• Information supplied:

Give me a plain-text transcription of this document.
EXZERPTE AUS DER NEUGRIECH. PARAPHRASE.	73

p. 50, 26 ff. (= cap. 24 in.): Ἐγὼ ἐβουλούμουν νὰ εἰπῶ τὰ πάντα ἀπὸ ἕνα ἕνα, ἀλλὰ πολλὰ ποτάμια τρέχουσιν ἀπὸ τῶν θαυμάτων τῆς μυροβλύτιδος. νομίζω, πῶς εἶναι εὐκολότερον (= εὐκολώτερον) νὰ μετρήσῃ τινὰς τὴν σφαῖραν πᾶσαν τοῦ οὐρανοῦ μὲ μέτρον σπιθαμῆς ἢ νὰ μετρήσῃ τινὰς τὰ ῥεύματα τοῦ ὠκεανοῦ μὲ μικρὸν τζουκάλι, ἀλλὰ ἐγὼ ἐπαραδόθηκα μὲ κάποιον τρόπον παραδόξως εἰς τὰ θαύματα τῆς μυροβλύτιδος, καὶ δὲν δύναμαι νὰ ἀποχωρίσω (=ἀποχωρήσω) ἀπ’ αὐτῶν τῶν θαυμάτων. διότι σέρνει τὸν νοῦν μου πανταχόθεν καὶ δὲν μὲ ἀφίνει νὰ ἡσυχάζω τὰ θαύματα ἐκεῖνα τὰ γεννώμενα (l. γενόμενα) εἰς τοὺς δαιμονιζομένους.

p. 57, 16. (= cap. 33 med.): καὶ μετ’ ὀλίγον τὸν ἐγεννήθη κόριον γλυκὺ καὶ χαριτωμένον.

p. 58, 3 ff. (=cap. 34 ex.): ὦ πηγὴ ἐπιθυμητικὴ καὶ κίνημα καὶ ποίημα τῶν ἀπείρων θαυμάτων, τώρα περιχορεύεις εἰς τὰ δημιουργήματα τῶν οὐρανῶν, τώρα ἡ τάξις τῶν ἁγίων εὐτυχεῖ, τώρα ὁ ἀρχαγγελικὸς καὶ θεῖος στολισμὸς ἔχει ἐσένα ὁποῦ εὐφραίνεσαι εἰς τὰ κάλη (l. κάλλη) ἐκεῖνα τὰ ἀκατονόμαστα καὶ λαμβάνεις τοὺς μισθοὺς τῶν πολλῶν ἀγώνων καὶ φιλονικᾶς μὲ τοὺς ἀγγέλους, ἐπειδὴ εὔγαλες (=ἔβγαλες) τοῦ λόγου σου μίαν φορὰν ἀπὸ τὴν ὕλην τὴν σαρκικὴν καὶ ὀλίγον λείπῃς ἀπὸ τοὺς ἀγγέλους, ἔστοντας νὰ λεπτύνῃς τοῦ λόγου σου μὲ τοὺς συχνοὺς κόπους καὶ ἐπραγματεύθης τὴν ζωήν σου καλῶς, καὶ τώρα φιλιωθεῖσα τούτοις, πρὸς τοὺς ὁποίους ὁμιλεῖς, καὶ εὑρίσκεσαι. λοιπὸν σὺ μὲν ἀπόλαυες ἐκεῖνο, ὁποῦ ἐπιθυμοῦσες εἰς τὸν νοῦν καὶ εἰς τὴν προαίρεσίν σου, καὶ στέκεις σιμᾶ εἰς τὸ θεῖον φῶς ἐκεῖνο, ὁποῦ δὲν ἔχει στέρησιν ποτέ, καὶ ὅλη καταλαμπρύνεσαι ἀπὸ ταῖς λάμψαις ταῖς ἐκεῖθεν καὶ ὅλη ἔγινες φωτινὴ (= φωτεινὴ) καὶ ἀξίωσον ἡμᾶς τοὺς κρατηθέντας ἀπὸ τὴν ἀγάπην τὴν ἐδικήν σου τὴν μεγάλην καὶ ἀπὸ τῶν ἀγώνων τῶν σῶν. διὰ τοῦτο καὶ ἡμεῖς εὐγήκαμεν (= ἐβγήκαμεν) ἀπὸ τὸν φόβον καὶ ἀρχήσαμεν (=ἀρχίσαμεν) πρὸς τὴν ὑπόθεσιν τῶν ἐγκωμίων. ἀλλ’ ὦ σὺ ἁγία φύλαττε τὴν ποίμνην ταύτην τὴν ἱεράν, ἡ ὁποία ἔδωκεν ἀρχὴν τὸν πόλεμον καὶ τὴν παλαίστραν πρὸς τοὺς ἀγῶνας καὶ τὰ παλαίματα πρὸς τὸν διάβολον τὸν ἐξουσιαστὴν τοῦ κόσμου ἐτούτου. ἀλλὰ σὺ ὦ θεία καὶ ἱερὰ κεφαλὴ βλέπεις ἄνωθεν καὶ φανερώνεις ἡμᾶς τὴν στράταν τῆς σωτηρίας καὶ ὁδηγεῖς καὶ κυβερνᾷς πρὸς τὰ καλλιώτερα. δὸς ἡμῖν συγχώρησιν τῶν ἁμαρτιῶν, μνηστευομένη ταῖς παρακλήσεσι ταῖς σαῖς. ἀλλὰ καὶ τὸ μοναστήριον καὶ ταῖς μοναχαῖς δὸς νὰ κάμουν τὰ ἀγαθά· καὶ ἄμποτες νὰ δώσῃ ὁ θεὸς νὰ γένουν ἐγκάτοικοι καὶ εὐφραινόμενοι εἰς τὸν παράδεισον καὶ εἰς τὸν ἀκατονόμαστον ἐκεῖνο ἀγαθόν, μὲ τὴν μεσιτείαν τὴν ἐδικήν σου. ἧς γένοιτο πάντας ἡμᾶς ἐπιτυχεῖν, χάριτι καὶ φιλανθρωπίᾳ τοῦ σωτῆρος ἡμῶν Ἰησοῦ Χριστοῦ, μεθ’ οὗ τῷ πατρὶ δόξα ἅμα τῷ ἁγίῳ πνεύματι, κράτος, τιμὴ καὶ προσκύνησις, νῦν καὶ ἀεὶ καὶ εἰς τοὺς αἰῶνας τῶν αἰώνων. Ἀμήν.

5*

• Given problem: Transcribe the records above exactly as they appear.

• Written answer:
Give me a plain-text transcription of this document.
EXZERPTE AUS DER NEUGRIECH. PARAPHRASE.	73

p. 50, 26 ff. (= cap. 24 in.): Ἐγὼ ἐβουλούμουν νὰ εἰπῶ τὰ πάντα ἀπὸ ἕνα ἕνα, ἀλλὰ πολλὰ ποτάμια τρέχουσιν ἀπὸ τῶν θαυμάτων τῆς μυροβλύτιδος. νομίζω, πῶς εἶναι εὐκολότερον (= εὐκολώτερον) νὰ μετρήσῃ τινὰς τὴν σφαῖραν πᾶσαν τοῦ οὐρανοῦ μὲ μέτρον σπιθαμῆς ἢ νὰ μετρήσῃ τινὰς τὰ ῥεύματα τοῦ ὠκεανοῦ μὲ μικρὸν τζουκάλι, ἀλλὰ ἐγὼ ἐπαραδόθηκα μὲ κάποιον τρόπον παραδόξως εἰς τὰ θαύματα τῆς μυροβλύτιδος, καὶ δὲν δύναμαι νὰ ἀποχωρίσω (=ἀποχωρήσω) ἀπ’ αὐτῶν τῶν θαυμάτων. διότι σέρνει τὸν νοῦν μου πανταχόθεν καὶ δὲν μὲ ἀφίνει νὰ ἡσυχάζω τὰ θαύματα ἐκεῖνα τὰ γεννώμενα (l. γενόμενα) εἰς τοὺς δαιμονιζομένους.

p. 57, 16. (= cap. 33 med.): καὶ μετ’ ὀλίγον τὸν ἐγεννήθη κόριον γλυκὺ καὶ χαριτωμένον.

p. 58, 3 ff. (=cap. 34 ex.): ὦ πηγὴ ἐπιθυμητικὴ καὶ κίνημα καὶ ποίημα τῶν ἀπείρων θαυμάτων, τώρα περιχορεύεις εἰς τὰ δημιουργήματα τῶν οὐρανῶν, τώρα ἡ τάξις τῶν ἁγίων εὐτυχεῖ, τώρα ὁ ἀρχαγγελικὸς καὶ θεῖος στολισμὸς ἔχει ἐσένα ὁποῦ εὐφραίνεσαι εἰς τὰ κάλη (l. κάλλη) ἐκεῖνα τὰ ἀκατονόμαστα καὶ λαμβάνεις τοὺς μισθοὺς τῶν πολλῶν ἀγώνων καὶ φιλονικᾶς μὲ τοὺς ἀγγέλους, ἐπειδὴ εὔγαλες (=ἔβγαλες) τοῦ λόγου σου μίαν φορὰν ἀπὸ τὴν ὕλην τὴν σαρκικὴν καὶ ὀλίγον λείπῃς ἀπὸ τοὺς ἀγγέλους, ἔστοντας νὰ λεπτύνῃς τοῦ λόγου σου μὲ τοὺς συχνοὺς κόπους καὶ ἐπραγματεύθης τὴν ζωήν σου καλῶς, καὶ τώρα φιλιωθεῖσα τούτοις, πρὸς τοὺς ὁποίους ὁμιλεῖς, καὶ εὑρίσκεσαι. λοιπὸν σὺ μὲν ἀπόλαυες ἐκεῖνο, ὁποῦ ἐπιθυμοῦσες εἰς τὸν νοῦν καὶ εἰς τὴν προαίρεσίν σου, καὶ στέκεις σιμᾶ εἰς τὸ θεῖον φῶς ἐκεῖνο, ὁποῦ δὲν ἔχει στέρησιν ποτέ, καὶ ὅλη καταλαμπρύνεσαι ἀπὸ ταῖς λάμψαις ταῖς ἐκεῖθεν καὶ ὅλη ἔγινες φωτινὴ (= φωτεινὴ) καὶ ἀξίωσον ἡμᾶς τοὺς κρατηθέντας ἀπὸ τὴν ἀγάπην τὴν ἐδικήν σου τὴν μεγάλην καὶ ἀπὸ τῶν ἀγώνων τῶν σῶν. διὰ τοῦτο καὶ ἡμεῖς εὐγήκαμεν (= ἐβγήκαμεν) ἀπὸ τὸν φόβον καὶ ἀρχήσαμεν (=ἀρχίσαμεν) πρὸς τὴν ὑπόθεσιν τῶν ἐγκωμίων. ἀλλ’ ὦ σὺ ἁγία φύλαττε τὴν ποίμνην ταύτην τὴν ἱεράν, ἡ ὁποία ἔδωκεν ἀρχὴν τὸν πόλεμον καὶ τὴν παλαίστραν πρὸς τοὺς ἀγῶνας καὶ τὰ παλαίματα πρὸς τὸν διάβολον τὸν ἐξουσιαστὴν τοῦ κόσμου ἐτούτου. ἀλλὰ σὺ ὦ θεία καὶ ἱερὰ κεφαλὴ βλέπεις ἄνωθεν καὶ φανερώνεις ἡμᾶς τὴν στράταν τῆς σωτηρίας καὶ ὁδηγεῖς καὶ κυβερνᾷς πρὸς τὰ καλλιώτερα. δὸς ἡμῖν συγχώρησιν τῶν ἁμαρτιῶν, μνηστευομένη ταῖς παρακλήσεσι ταῖς σαῖς. ἀλλὰ καὶ τὸ μοναστήριον καὶ ταῖς μοναχαῖς δὸς νὰ κάμουν τὰ ἀγαθά· καὶ ἄμποτες νὰ δώσῃ ὁ θεὸς νὰ γένουν ἐγκάτοικοι καὶ εὐφραινόμενοι εἰς τὸν παράδεισον καὶ εἰς τὸν ἀκατονόμαστον ἐκεῖνο ἀγαθόν, μὲ τὴν μεσιτείαν τὴν ἐδικήν σου. ἧς γένοιτο πάντας ἡμᾶς ἐπιτυχεῖν, χάριτι καὶ φιλανθρωπίᾳ τοῦ σωτῆρος ἡμῶν Ἰησοῦ Χριστοῦ, μεθ’ οὗ τῷ πατρὶ δόξα ἅμα τῷ ἁγίῳ πνεύματι, κράτος, τιμὴ καὶ προσκύνησις, νῦν καὶ ἀεὶ καὶ εἰς τοὺς αἰῶνας τῶν αἰώνων. Ἀμήν.

5*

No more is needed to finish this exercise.